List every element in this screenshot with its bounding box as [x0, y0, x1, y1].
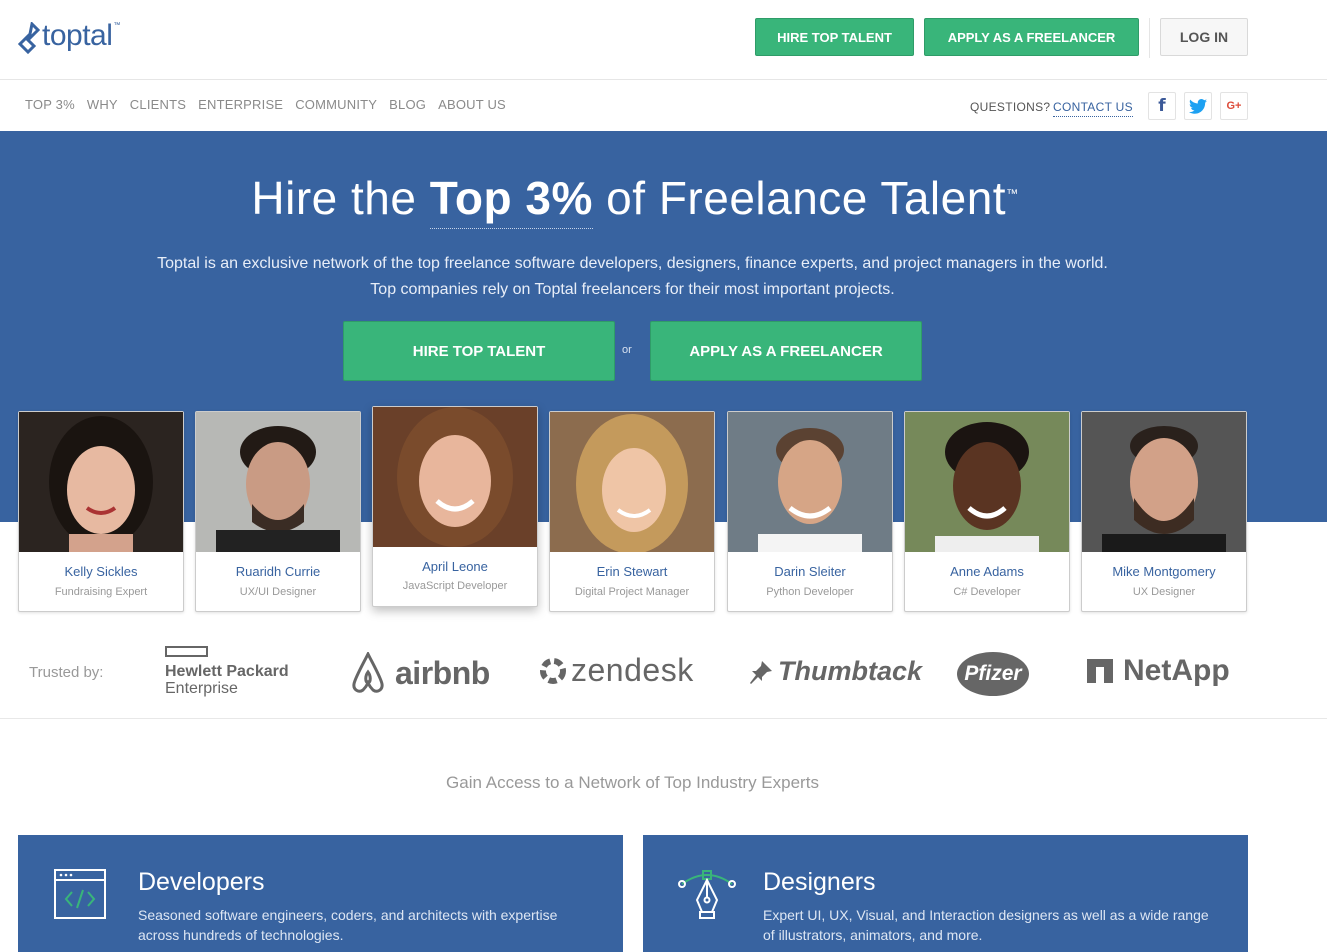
- twitter-icon[interactable]: [1184, 92, 1212, 120]
- pfizer-text: Pfizer: [964, 662, 1022, 685]
- developers-desc: Seasoned software engineers, coders, and…: [138, 907, 558, 943]
- contact-us-link[interactable]: CONTACT US: [1053, 100, 1133, 117]
- talent-card[interactable]: April Leone JavaScript Developer: [372, 406, 538, 607]
- facebook-icon[interactable]: f: [1148, 92, 1176, 120]
- talent-role: JavaScript Developer: [402, 580, 508, 592]
- developers-panel[interactable]: Developers Seasoned software engineers, …: [18, 835, 623, 952]
- hero-or-label: or: [622, 344, 632, 356]
- netapp-text: NetApp: [1123, 654, 1230, 687]
- hero-subtitle-line1: Toptal is an exclusive network of the to…: [157, 255, 1108, 272]
- nav-item-top3[interactable]: TOP 3%: [25, 97, 75, 112]
- hero-title-tm: ™: [1006, 186, 1019, 201]
- hero-subtitle: Toptal is an exclusive network of the to…: [0, 251, 1265, 303]
- hero-subtitle-line2: Top companies rely on Toptal freelancers…: [370, 281, 895, 298]
- netapp-logo: NetApp: [1087, 654, 1230, 688]
- nav-item-about[interactable]: ABOUT US: [438, 97, 506, 112]
- airbnb-logo: airbnb: [349, 652, 490, 694]
- talent-role: Fundraising Expert: [54, 586, 148, 598]
- questions-label: QUESTIONS?: [970, 100, 1051, 114]
- hero-title: Hire the Top 3% of Freelance Talent™: [0, 171, 1270, 229]
- talent-role: UX Designer: [1132, 586, 1196, 598]
- zendesk-mark-icon: [540, 657, 566, 684]
- google-plus-glyph: G+: [1226, 100, 1242, 112]
- talent-card[interactable]: Mike Montgomery UX Designer: [1081, 411, 1247, 612]
- thumbtack-logo: Thumbtack: [748, 656, 922, 687]
- toptal-logo[interactable]: toptal ™: [18, 18, 120, 56]
- code-window-icon: [54, 869, 106, 919]
- hpe-line2: Enterprise: [165, 680, 238, 697]
- twitter-bird-icon: [1189, 98, 1207, 114]
- hpe-line1: Hewlett Packard: [165, 663, 289, 680]
- talent-name: Kelly Sickles: [64, 564, 138, 579]
- trusted-by-label: Trusted by:: [29, 664, 104, 681]
- talent-role: Python Developer: [766, 586, 854, 598]
- thumbtack-pin-icon: [750, 660, 772, 684]
- pfizer-logo: Pfizer: [957, 652, 1029, 696]
- talent-role: C# Developer: [953, 586, 1021, 598]
- header-hire-button[interactable]: HIRE TOP TALENT: [755, 18, 914, 56]
- talent-photo: [196, 412, 360, 552]
- designers-panel[interactable]: Designers Expert UI, UX, Visual, and Int…: [643, 835, 1248, 952]
- header-apply-button[interactable]: APPLY AS A FREELANCER: [924, 18, 1139, 56]
- section-title: Gain Access to a Network of Top Industry…: [446, 773, 819, 792]
- header-divider: [1149, 18, 1150, 58]
- hero-title-highlight: Top 3%: [429, 172, 593, 229]
- section-divider: [0, 718, 1327, 719]
- talent-photo: [373, 407, 537, 547]
- talent-card[interactable]: Ruaridh Currie UX/UI Designer: [195, 411, 361, 612]
- top-header: toptal ™ HIRE TOP TALENT APPLY AS A FREE…: [0, 0, 1327, 80]
- thumbtack-text: Thumbtack: [778, 656, 923, 686]
- talent-name: April Leone: [422, 559, 488, 574]
- talent-name: Erin Stewart: [596, 564, 668, 579]
- talent-card[interactable]: Kelly Sickles Fundraising Expert: [18, 411, 184, 612]
- nav-item-blog[interactable]: BLOG: [389, 97, 426, 112]
- talent-card[interactable]: Darin Sleiter Python Developer: [727, 411, 893, 612]
- talent-role: UX/UI Designer: [239, 586, 317, 598]
- developers-title: Developers: [138, 868, 265, 896]
- hpe-logo: Hewlett Packard Enterprise: [165, 646, 289, 697]
- facebook-glyph: f: [1158, 96, 1166, 116]
- google-plus-icon[interactable]: G+: [1220, 92, 1248, 120]
- talent-photo: [1082, 412, 1246, 552]
- talent-role: Digital Project Manager: [574, 586, 690, 598]
- zendesk-logo: zendesk: [537, 652, 694, 689]
- brand-name: toptal: [42, 19, 113, 52]
- talent-card[interactable]: Erin Stewart Digital Project Manager: [549, 411, 715, 612]
- talent-name: Darin Sleiter: [774, 564, 846, 579]
- talent-photo: [905, 412, 1069, 552]
- talent-card[interactable]: Anne Adams C# Developer: [904, 411, 1070, 612]
- brand-tm: ™: [113, 22, 121, 29]
- talent-name: Anne Adams: [950, 564, 1024, 579]
- talent-photo: [19, 412, 183, 552]
- login-button[interactable]: LOG IN: [1160, 18, 1248, 56]
- netapp-mark-icon: [1087, 659, 1113, 683]
- toptal-mark-icon: [18, 22, 40, 55]
- hero-apply-button[interactable]: APPLY AS A FREELANCER: [650, 321, 922, 381]
- talent-name: Mike Montgomery: [1112, 564, 1216, 579]
- airbnb-mark-icon: [352, 652, 384, 693]
- nav-item-enterprise[interactable]: ENTERPRISE: [198, 97, 283, 112]
- talent-photo: [728, 412, 892, 552]
- nav-item-community[interactable]: COMMUNITY: [295, 97, 377, 112]
- nav-item-why[interactable]: WHY: [87, 97, 118, 112]
- zendesk-text: zendesk: [571, 652, 694, 688]
- hpe-mark-icon: [165, 646, 208, 657]
- talent-photo: [550, 412, 714, 552]
- hero-title-pre: Hire the: [251, 172, 430, 224]
- hero-hire-button[interactable]: HIRE TOP TALENT: [343, 321, 615, 381]
- nav-item-clients[interactable]: CLIENTS: [130, 97, 186, 112]
- designers-desc: Expert UI, UX, Visual, and Interaction d…: [763, 907, 1209, 943]
- talent-name: Ruaridh Currie: [235, 564, 321, 579]
- airbnb-text: airbnb: [395, 654, 490, 691]
- designers-title: Designers: [763, 868, 876, 896]
- hero-title-post: of Freelance Talent: [592, 172, 1007, 224]
- main-nav: TOP 3% WHY CLIENTS ENTERPRISE COMMUNITY …: [0, 81, 1327, 131]
- pen-tool-icon: [678, 870, 736, 919]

Requirement: Please turn the lines above into a JSON list of strings, one string per line, skipping blank lines and leaving out any pictures.

Task output:
[
  "List every element in this screenshot with its bounding box as [x0, y0, x1, y1].",
  "- twitter-icon[interactable]: [1184, 92, 1212, 120]",
  "- pfizer-text: Pfizer: [964, 662, 1022, 685]",
  "- developers-desc: Seasoned software engineers, coders, and…: [138, 907, 558, 943]",
  "- contact-us-link[interactable]: CONTACT US: [1053, 100, 1133, 117]",
  "- talent-card[interactable]: April Leone JavaScript Developer: [372, 406, 538, 607]",
  "- facebook-icon[interactable]: f: [1148, 92, 1176, 120]",
  "- talent-role: JavaScript Developer: [402, 580, 508, 592]",
  "- developers-panel[interactable]: Developers Seasoned software engineers, …: [18, 835, 623, 952]",
  "- hero-or-label: or: [622, 344, 632, 356]",
  "- netapp-text: NetApp: [1123, 654, 1230, 687]",
  "- hero-subtitle-line1: Toptal is an exclusive network of the to…: [157, 255, 1108, 272]",
  "- nav-item-top3[interactable]: TOP 3%: [25, 97, 75, 112]",
  "- hero-title-tm: ™: [1006, 186, 1019, 201]",
  "- hero-subtitle: Toptal is an exclusive network of the to…: [0, 251, 1265, 303]",
  "- hero-subtitle-line2: Top companies rely on Toptal freelancers…: [370, 281, 895, 298]",
  "- netapp-logo: NetApp: [1087, 654, 1230, 688]",
  "- nav-item-about[interactable]: ABOUT US: [438, 97, 506, 112]",
  "- airbnb-logo: airbnb: [349, 652, 490, 694]",
  "- talent-role: Fundraising Expert: [54, 586, 148, 598]",
  "- questions-label: QUESTIONS?: [970, 100, 1051, 114]",
  "- hero-title: Hire the Top 3% of Freelance Talent™: [0, 171, 1270, 229]",
  "- talent-role: UX Designer: [1132, 586, 1196, 598]",
  "- zendesk-mark-icon: [540, 657, 566, 684]",
  "- google-plus-glyph: G+: [1226, 100, 1242, 112]",
  "- talent-card[interactable]: Mike Montgomery UX Designer: [1081, 411, 1247, 612]",
  "- thumbtack-logo: Thumbtack: [748, 656, 922, 687]",
  "- toptal-logo[interactable]: toptal ™: [18, 18, 120, 56]",
  "- code-window-icon: [54, 869, 106, 919]",
  "- hpe-line2: Enterprise: [165, 680, 238, 697]",
  "- twitter-bird-icon: [1189, 98, 1207, 114]",
  "- hpe-line1: Hewlett Packard: [165, 663, 289, 680]",
  "- talent-name: Kelly Sickles: [64, 564, 138, 579]",
  "- trusted-by-label: Trusted by:: [29, 664, 104, 681]",
  "- talent-role: Python Developer: [766, 586, 854, 598]",
  "- thumbtack-pin-icon: [750, 660, 772, 684]",
  "- pfizer-logo: Pfizer: [957, 652, 1029, 696]",
  "- talent-role: C# Developer: [953, 586, 1021, 598]",
  "- header-hire-button[interactable]: HIRE TOP TALENT: [755, 18, 914, 56]",
  "- talent-photo: [196, 412, 360, 552]",
  "- designers-panel[interactable]: Designers Expert UI, UX, Visual, and Int…: [643, 835, 1248, 952]",
  "- header-apply-button[interactable]: APPLY AS A FREELANCER: [924, 18, 1139, 56]",
  "- section-title: Gain Access to a Network of Top Industry…: [446, 773, 819, 792]",
  "- header-divider: [1149, 18, 1150, 58]",
  "- hero-title-highlight: Top 3%: [429, 172, 593, 229]",
  "- section-divider: [0, 718, 1327, 719]",
  "- talent-photo: [373, 407, 537, 547]",
  "- talent-card[interactable]: Ruaridh Currie UX/UI Designer: [195, 411, 361, 612]",
  "- top-header: toptal ™ HIRE TOP TALENT APPLY AS A FREE…: [0, 0, 1327, 80]",
  "- thumbtack-text: Thumbtack: [778, 656, 923, 686]",
  "- talent-name: April Leone: [422, 559, 488, 574]",
  "- talent-name: Erin Stewart: [596, 564, 668, 579]",
  "- talent-card[interactable]: Kelly Sickles Fundraising Expert: [18, 411, 184, 612]",
  "- nav-item-blog[interactable]: BLOG: [389, 97, 426, 112]",
  "- talent-card[interactable]: Darin Sleiter Python Developer: [727, 411, 893, 612]",
  "- talent-role: UX/UI Designer: [239, 586, 317, 598]",
  "- developers-title: Developers: [138, 868, 265, 896]",
  "- hpe-logo: Hewlett Packard Enterprise: [165, 646, 289, 697]",
  "- facebook-glyph: f: [1158, 96, 1166, 116]",
  "- google-plus-icon[interactable]: G+: [1220, 92, 1248, 120]",
  "- talent-photo: [1082, 412, 1246, 552]",
  "- talent-role: Digital Project Manager: [574, 586, 690, 598]",
  "- zendesk-logo: zendesk: [537, 652, 694, 689]",
  "- brand-name: toptal: [42, 19, 113, 52]",
  "- talent-card[interactable]: Erin Stewart Digital Project Manager: [549, 411, 715, 612]",
  "- talent-name: Darin Sleiter: [774, 564, 846, 579]",
  "- talent-photo: [905, 412, 1069, 552]",
  "- talent-card[interactable]: Anne Adams C# Developer: [904, 411, 1070, 612]",
  "- brand-tm: ™: [113, 22, 121, 29]",
  "- talent-name: Anne Adams: [950, 564, 1024, 579]",
  "- talent-photo: [19, 412, 183, 552]",
  "- login-button[interactable]: LOG IN: [1160, 18, 1248, 56]",
  "- netapp-mark-icon: [1087, 659, 1113, 683]",
  "- toptal-mark-icon: [18, 22, 40, 55]",
  "- hero-apply-button[interactable]: APPLY AS A FREELANCER: [650, 321, 922, 381]",
  "- talent-name: Mike Montgomery: [1112, 564, 1216, 579]",
  "- airbnb-mark-icon: [352, 652, 384, 693]",
  "- nav-item-enterprise[interactable]: ENTERPRISE: [198, 97, 283, 112]",
  "- talent-photo: [728, 412, 892, 552]",
  "- nav-item-community[interactable]: COMMUNITY: [295, 97, 377, 112]",
  "- nav-item-why[interactable]: WHY: [87, 97, 118, 112]",
  "- zendesk-text: zendesk: [571, 652, 694, 688]",
  "- hpe-mark-icon: [165, 646, 208, 657]",
  "- talent-photo: [550, 412, 714, 552]",
  "- hero-title-pre: Hire the: [251, 172, 430, 224]",
  "- hero-hire-button[interactable]: HIRE TOP TALENT: [343, 321, 615, 381]",
  "- nav-item-clients[interactable]: CLIENTS: [130, 97, 186, 112]",
  "- designers-desc: Expert UI, UX, Visual, and Interaction d…: [763, 907, 1209, 943]",
  "- talent-name: Ruaridh Currie: [235, 564, 321, 579]",
  "- airbnb-text: airbnb: [395, 654, 490, 691]",
  "- designers-title: Designers: [763, 868, 876, 896]",
  "- hero-title-post: of Freelance Talent: [592, 172, 1007, 224]",
  "- main-nav: TOP 3% WHY CLIENTS ENTERPRISE COMMUNITY …: [0, 81, 1327, 131]",
  "- pen-tool-icon: [678, 870, 736, 919]"
]